## STATED PROBLEM
Pick out the lines below that contain the string "Название" and copy them all.

____ RECORDS TO PROCESS

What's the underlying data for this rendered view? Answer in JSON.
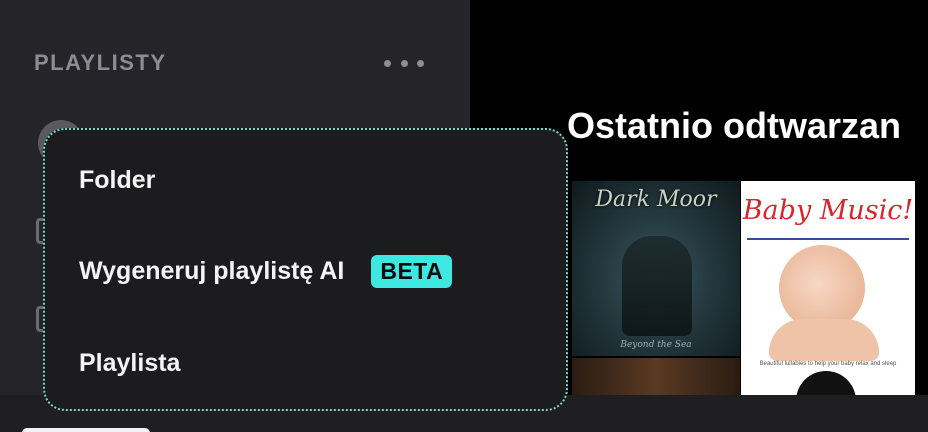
{
  "sidebar": {
    "title": "PLAYLISTY",
    "more_icon": "more-horizontal-icon"
  },
  "main": {
    "section_title": "Ostatnio odtwarzan",
    "covers": [
      {
        "title": "Dark Moor",
        "subtitle": "Beyond the Sea"
      },
      {
        "title": "Baby Music!",
        "tagline": "Beautiful lullabies to help your baby relax and sleep"
      }
    ]
  },
  "menu": {
    "items": [
      {
        "label": "Folder"
      },
      {
        "label": "Wygeneruj playlistę AI",
        "badge": "BETA"
      },
      {
        "label": "Playlista"
      }
    ]
  },
  "colors": {
    "badge": "#3ee8e0",
    "popup_border": "#6fd6c8",
    "sidebar_bg": "#252428",
    "popup_bg": "#1c1c1e"
  }
}
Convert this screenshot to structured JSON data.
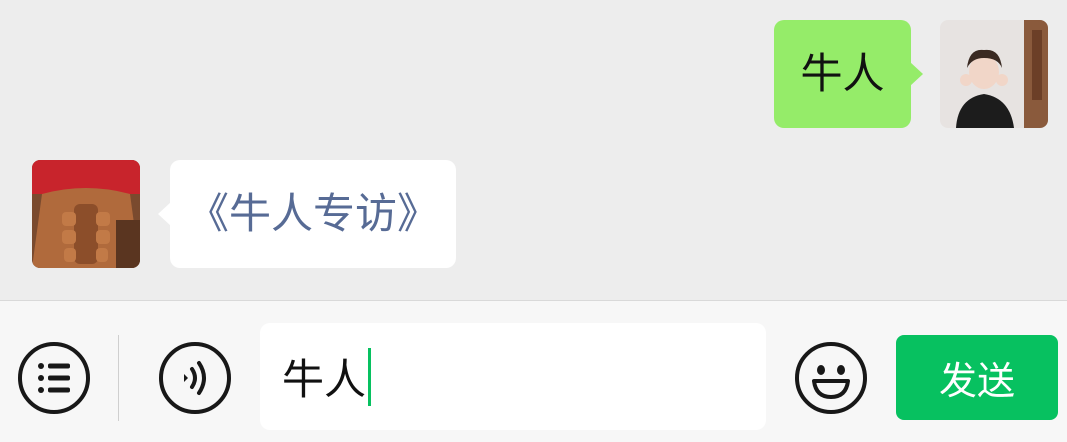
{
  "messages": [
    {
      "sender": "self",
      "text": "牛人",
      "avatar": "self-avatar-photo"
    },
    {
      "sender": "other",
      "text": "《牛人专访》",
      "avatar": "other-avatar-photo",
      "is_link": true
    }
  ],
  "input_bar": {
    "menu_icon": "list-icon",
    "voice_icon": "voice-icon",
    "input_value": "牛人",
    "emoji_icon": "smiley-icon",
    "send_label": "发送"
  },
  "colors": {
    "background": "#ededed",
    "self_bubble": "#95ec69",
    "other_bubble": "#ffffff",
    "link_text": "#576b95",
    "accent_green": "#07c160",
    "input_bar": "#f7f7f7"
  }
}
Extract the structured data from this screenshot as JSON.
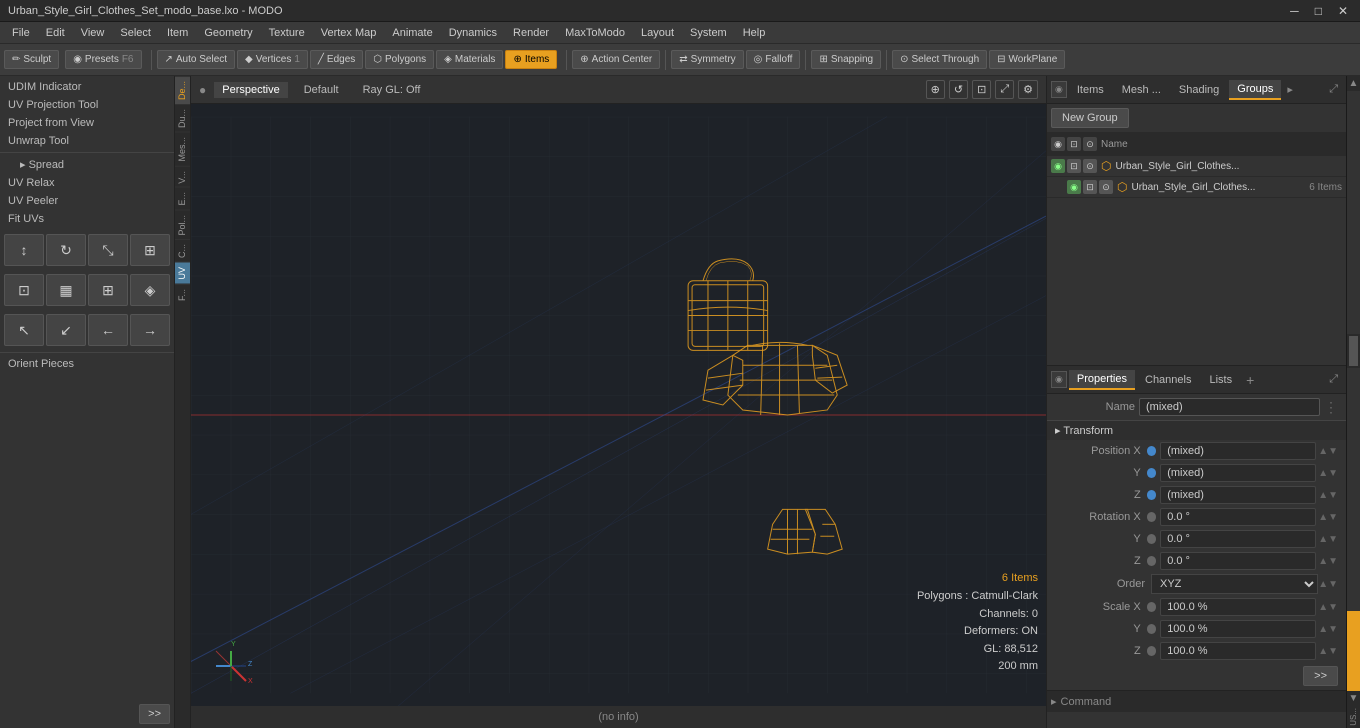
{
  "titlebar": {
    "title": "Urban_Style_Girl_Clothes_Set_modo_base.lxo - MODO",
    "minimize": "─",
    "maximize": "□",
    "close": "✕"
  },
  "menubar": {
    "items": [
      "File",
      "Edit",
      "View",
      "Select",
      "Item",
      "Geometry",
      "Texture",
      "Vertex Map",
      "Animate",
      "Dynamics",
      "Render",
      "MaxToModo",
      "Layout",
      "System",
      "Help"
    ]
  },
  "toolbar": {
    "sculpt_label": "Sculpt",
    "presets_label": "Presets",
    "presets_shortcut": "F6",
    "auto_select": "Auto Select",
    "vertices": "Vertices",
    "vertices_num": "1",
    "edges": "Edges",
    "polygons": "Polygons",
    "materials": "Materials",
    "items": "Items",
    "action_center": "Action Center",
    "symmetry": "Symmetry",
    "falloff": "Falloff",
    "snapping": "Snapping",
    "select_through": "Select Through",
    "workplane": "WorkPlane"
  },
  "left_panel": {
    "tools": [
      "UDIM Indicator",
      "UV Projection Tool",
      "Project from View",
      "Unwrap Tool",
      "Spread",
      "UV Relax",
      "UV Peeler",
      "Fit UVs",
      "Orient Pieces"
    ],
    "udim_indicator": "UDIM Indicator",
    "uv_projection_tool": "UV Projection Tool",
    "project_from_view": "Project from View",
    "unwrap_tool": "Unwrap Tool",
    "spread": "Spread",
    "uv_relax": "UV Relax",
    "uv_peeler": "UV Peeler",
    "fit_uvs": "Fit UVs",
    "orient_pieces": "Orient Pieces",
    "expand_btn": ">>"
  },
  "side_tabs": {
    "items": [
      "De...",
      "Du...",
      "Mes...",
      "V...",
      "E...",
      "Pol...",
      "C...",
      "UV",
      "F..."
    ]
  },
  "viewport": {
    "perspective_tab": "Perspective",
    "default_tab": "Default",
    "ray_gl": "Ray GL: Off",
    "items_count": "6 Items",
    "polygons": "Polygons : Catmull-Clark",
    "channels": "Channels: 0",
    "deformers": "Deformers: ON",
    "gl_count": "GL: 88,512",
    "size": "200 mm",
    "no_info": "(no info)"
  },
  "right_panel": {
    "tabs_top": [
      "Items",
      "Mesh ...",
      "Shading",
      "Groups"
    ],
    "active_top_tab": "Groups",
    "new_group_btn": "New Group",
    "item_cols": {
      "name": "Name"
    },
    "items": [
      {
        "name": "Urban_Style_Girl_Clothes...",
        "count": "6 Items",
        "has_eye": true,
        "indent": 0
      }
    ],
    "tabs_bottom": [
      "Properties",
      "Channels",
      "Lists"
    ],
    "add_btn": "+",
    "name_label": "Name",
    "name_value": "(mixed)",
    "transform_section": "Transform",
    "position_x_label": "Position X",
    "position_x_value": "(mixed)",
    "position_y_label": "Y",
    "position_y_value": "(mixed)",
    "position_z_label": "Z",
    "position_z_value": "(mixed)",
    "rotation_x_label": "Rotation X",
    "rotation_x_value": "0.0 °",
    "rotation_y_label": "Y",
    "rotation_y_value": "0.0 °",
    "rotation_z_label": "Z",
    "rotation_z_value": "0.0 °",
    "order_label": "Order",
    "order_value": "XYZ",
    "scale_x_label": "Scale X",
    "scale_x_value": "100.0 %",
    "scale_y_label": "Y",
    "scale_y_value": "100.0 %",
    "scale_z_label": "Z",
    "scale_z_value": "100.0 %",
    "bottom_btn": ">>",
    "command_label": "Command",
    "command_placeholder": ""
  },
  "colors": {
    "accent": "#e8a020",
    "bg_dark": "#1e2228",
    "bg_mid": "#2e2e2e",
    "bg_light": "#3a3a3a",
    "text_normal": "#cccccc",
    "text_dim": "#888888",
    "item_orange": "#e8a020"
  }
}
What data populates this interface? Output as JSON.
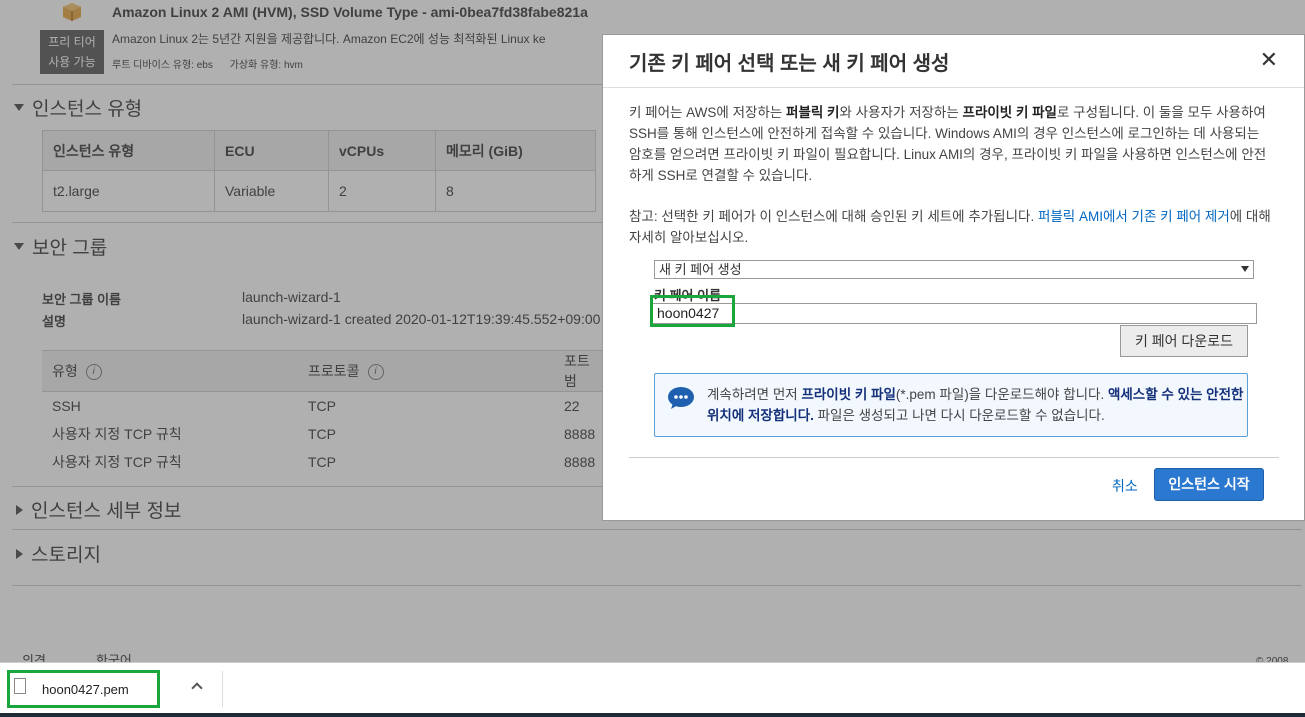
{
  "ami": {
    "icon": "package-box-icon",
    "title": "Amazon Linux 2 AMI (HVM), SSD Volume Type - ami-0bea7fd38fabe821a",
    "free_tier_line1": "프리 티어",
    "free_tier_line2": "사용 가능",
    "description": "Amazon Linux 2는 5년간 지원을 제공합니다. Amazon EC2에 성능 최적화된 Linux ke",
    "root_device": "루트 디바이스 유형: ebs",
    "virtualization": "가상화 유형: hvm"
  },
  "instance_type": {
    "heading": "인스턴스 유형",
    "headers": [
      "인스턴스 유형",
      "ECU",
      "vCPUs",
      "메모리 (GiB)"
    ],
    "row": [
      "t2.large",
      "Variable",
      "2",
      "8"
    ]
  },
  "security_group": {
    "heading": "보안 그룹",
    "name_label": "보안 그룹 이름",
    "name_value": "launch-wizard-1",
    "desc_label": "설명",
    "desc_value": "launch-wizard-1 created 2020-01-12T19:39:45.552+09:00",
    "rule_headers": [
      "유형",
      "프로토콜",
      "포트 범"
    ],
    "rules": [
      [
        "SSH",
        "TCP",
        "22"
      ],
      [
        "사용자 지정 TCP 규칙",
        "TCP",
        "8888"
      ],
      [
        "사용자 지정 TCP 규칙",
        "TCP",
        "8888"
      ]
    ]
  },
  "sections": {
    "instance_details": "인스턴스 세부 정보",
    "storage": "스토리지"
  },
  "footer": {
    "left1": "의견",
    "left2": "한국어",
    "right": "© 2008"
  },
  "modal": {
    "title": "기존 키 페어 선택 또는 새 키 페어 생성",
    "intro_1": "키 페어는 AWS에 저장하는 ",
    "intro_b1": "퍼블릭 키",
    "intro_2": "와 사용자가 저장하는 ",
    "intro_b2": "프라이빗 키 파일",
    "intro_3": "로 구성됩니다. 이 둘을 모두 사용하여 SSH를 통해 인스턴스에 안전하게 접속할 수 있습니다. Windows AMI의 경우 인스턴스에 로그인하는 데 사용되는 암호를 얻으려면 프라이빗 키 파일이 필요합니다. Linux AMI의 경우, 프라이빗 키 파일을 사용하면 인스턴스에 안전하게 SSH로 연결할 수 있습니다.",
    "note_1": "참고: 선택한 키 페어가 이 인스턴스에 대해 승인된 키 세트에 추가됩니다. ",
    "note_link": "퍼블릭 AMI에서 기존 키 페어 제거",
    "note_2": "에 대해 자세히 알아보십시오.",
    "select_value": "새 키 페어 생성",
    "key_name_label": "키 페어 이름",
    "key_name_value": "hoon0427",
    "download_button": "키 페어 다운로드",
    "alert_1": "계속하려면 먼저 ",
    "alert_b1": "프라이빗 키 파일",
    "alert_2": "(*.pem 파일)을 다운로드해야 합니다. ",
    "alert_b2": "액세스할 수 있는 안전한 위치에 저장합니다.",
    "alert_3": " 파일은 생성되고 나면 다시 다운로드할 수 없습니다.",
    "cancel": "취소",
    "launch": "인스턴스 시작"
  },
  "download_bar": {
    "filename": "hoon0427.pem"
  },
  "colors": {
    "highlight": "#1aa63d",
    "primary_button": "#2a78d0",
    "link": "#0066c0"
  }
}
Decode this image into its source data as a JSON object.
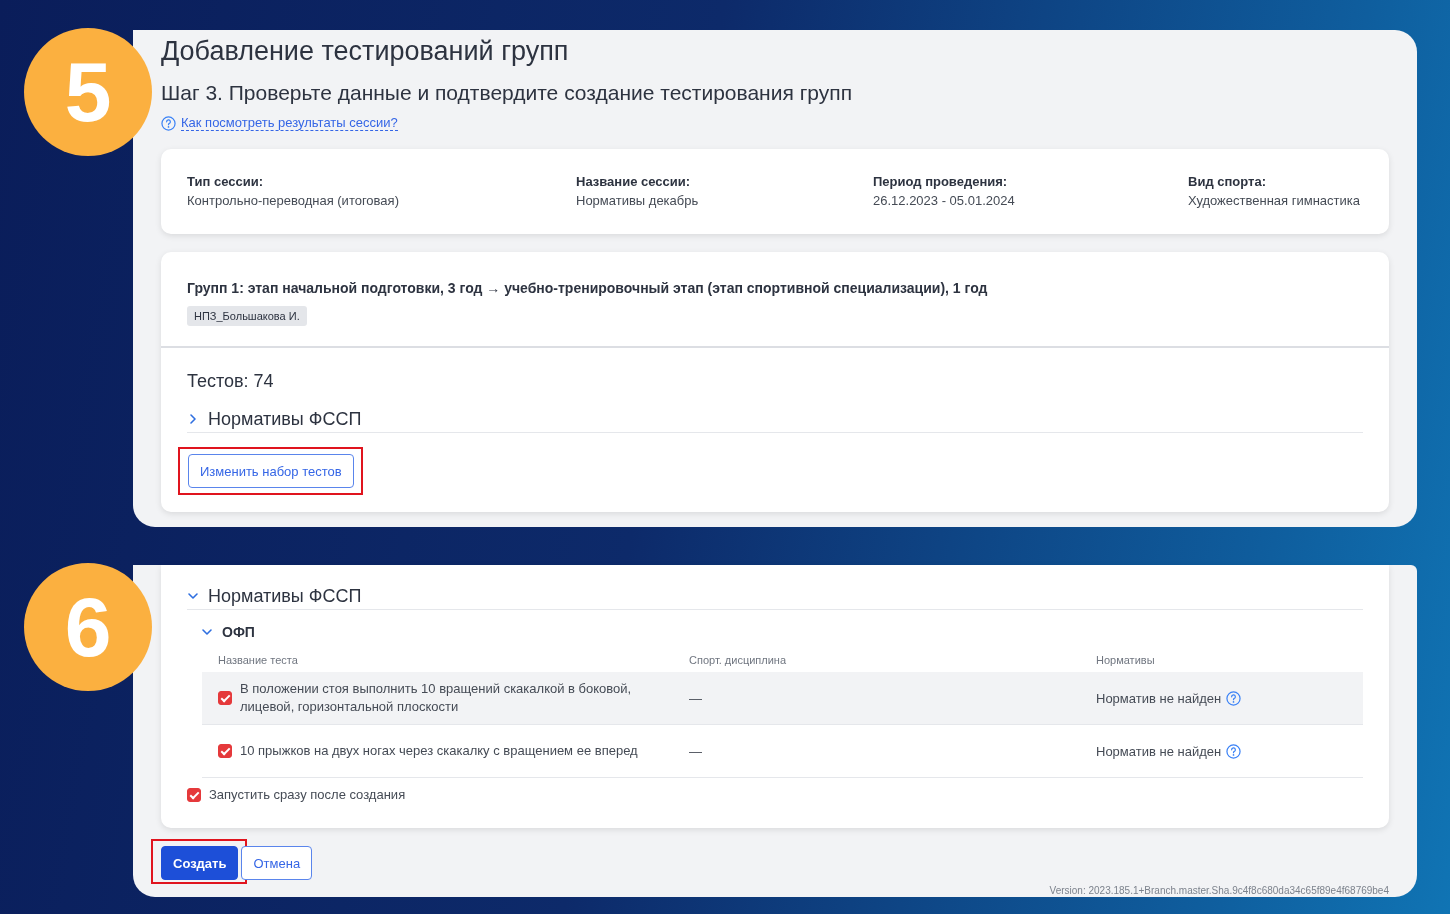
{
  "panels": [
    {
      "kind": "review",
      "step": "5",
      "title": "Добавление тестирований групп",
      "subtitle": "Шаг 3. Проверьте данные и подтвердите создание тестирования групп",
      "help_link": "Как посмотреть результаты сессии?",
      "session_info": [
        {
          "label": "Тип сессии:",
          "value": "Контрольно-переводная (итоговая)"
        },
        {
          "label": "Название сессии:",
          "value": "Нормативы декабрь"
        },
        {
          "label": "Период проведения:",
          "value": "26.12.2023 - 05.01.2024"
        },
        {
          "label": "Вид спорта:",
          "value": "Художественная гимнастика"
        }
      ],
      "group": {
        "title": "Групп 1: этап начальной подготовки, 3 год → учебно-тренировочный этап (этап спортивной специализации), 1 год",
        "tag": "НПЗ_Большакова И."
      },
      "tests_count": "Тестов: 74",
      "section": {
        "title": "Нормативы ФССП",
        "expanded": false
      },
      "change_button": {
        "label": "Изменить набор тестов",
        "highlighted": true
      }
    },
    {
      "kind": "tests",
      "step": "6",
      "section": {
        "title": "Нормативы ФССП",
        "expanded": true,
        "subsection": {
          "title": "ОФП",
          "expanded": true,
          "columns": [
            "Название теста",
            "Спорт. дисциплина",
            "Нормативы"
          ],
          "rows": [
            {
              "checked": true,
              "hovered": true,
              "name": "В положении стоя выполнить 10 вращений скакалкой в боковой, лицевой, горизонтальной плоскости",
              "discipline": "—",
              "norm": "Норматив не найден"
            },
            {
              "checked": true,
              "hovered": false,
              "name": "10 прыжков на двух ногах через скакалку с вращением ее вперед",
              "discipline": "—",
              "norm": "Норматив не найден"
            }
          ]
        }
      },
      "start_after": {
        "label": "Запустить сразу после создания",
        "checked": true
      },
      "buttons": [
        {
          "label": "Создать",
          "kind": "primary",
          "highlighted": true
        },
        {
          "label": "Отмена",
          "kind": "secondary",
          "highlighted": false
        }
      ],
      "version": "Version: 2023.185.1+Branch.master.Sha.9c4f8c680da34c65f89e4f68769be4"
    }
  ]
}
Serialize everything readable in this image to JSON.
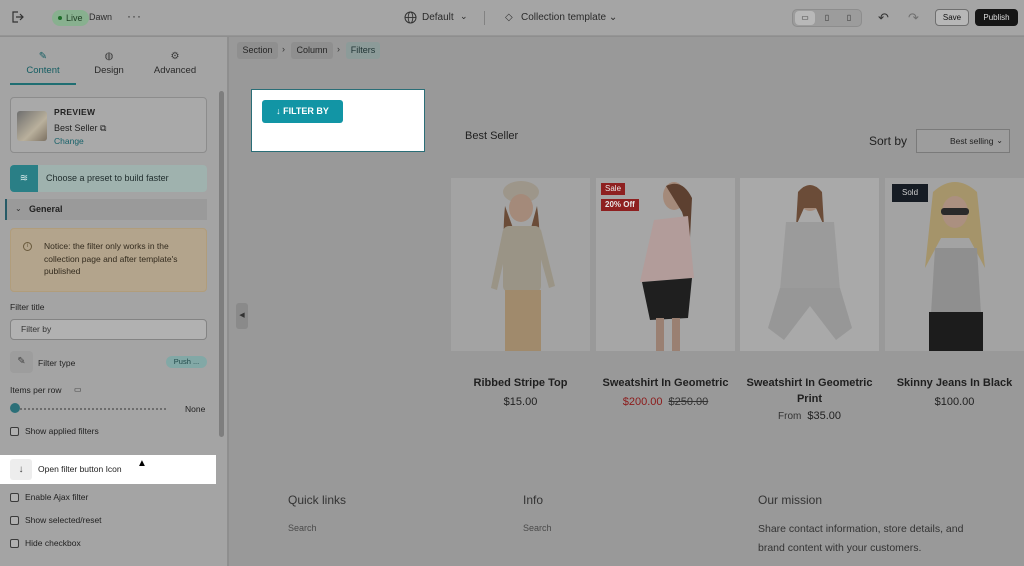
{
  "topbar": {
    "live_label": "Live",
    "theme_name": "Dawn",
    "more": "···",
    "language": "Default",
    "template": "Collection template",
    "save_label": "Save",
    "publish_label": "Publish"
  },
  "sidebar": {
    "tabs": [
      {
        "label": "Content",
        "icon": "pencil-icon"
      },
      {
        "label": "Design",
        "icon": "palette-icon"
      },
      {
        "label": "Advanced",
        "icon": "gear-icon"
      }
    ],
    "preview": {
      "title": "PREVIEW",
      "name": "Best Seller",
      "change": "Change"
    },
    "preset_label": "Choose a preset to build faster",
    "general_label": "General",
    "notice": "Notice: the filter only works in the collection page and after template's published",
    "filter_title_label": "Filter title",
    "filter_title_value": "Filter by",
    "filter_type_label": "Filter type",
    "filter_type_value": "Push ...",
    "items_per_row_label": "Items per row",
    "items_per_row_value": "None",
    "show_applied_filters": "Show applied filters",
    "open_filter_button_icon": "Open filter button Icon",
    "enable_ajax_filter": "Enable Ajax filter",
    "show_selected_reset": "Show selected/reset",
    "hide_checkbox": "Hide checkbox"
  },
  "breadcrumbs": [
    "Section",
    "Column",
    "Filters"
  ],
  "canvas": {
    "filter_button_label": "↓ FILTER BY",
    "collection_title": "Best Seller",
    "sort_label": "Sort by",
    "sort_value": "Best selling",
    "products": [
      {
        "name": "Ribbed Stripe Top",
        "price": "$15.00"
      },
      {
        "name": "Sweatshirt In Geometric",
        "sale_price": "$200.00",
        "compare_price": "$250.00",
        "badge_sale": "Sale",
        "badge_off": "20% Off"
      },
      {
        "name": "Sweatshirt In Geometric Print",
        "from_label": "From",
        "price": "$35.00"
      },
      {
        "name": "Skinny Jeans In Black",
        "price": "$100.00",
        "badge_sold": "Sold"
      }
    ],
    "footer": {
      "quick_links": {
        "heading": "Quick links",
        "link": "Search"
      },
      "info": {
        "heading": "Info",
        "link": "Search"
      },
      "mission": {
        "heading": "Our mission",
        "text": "Share contact information, store details, and brand content with your customers."
      }
    }
  },
  "colors": {
    "accent_teal": "#1295a5",
    "publish_bg": "#161616",
    "sale_red": "#8e2020"
  }
}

________

## WRITTEN RESPONSE
          "label": "Название сессии:",
            "Название теста",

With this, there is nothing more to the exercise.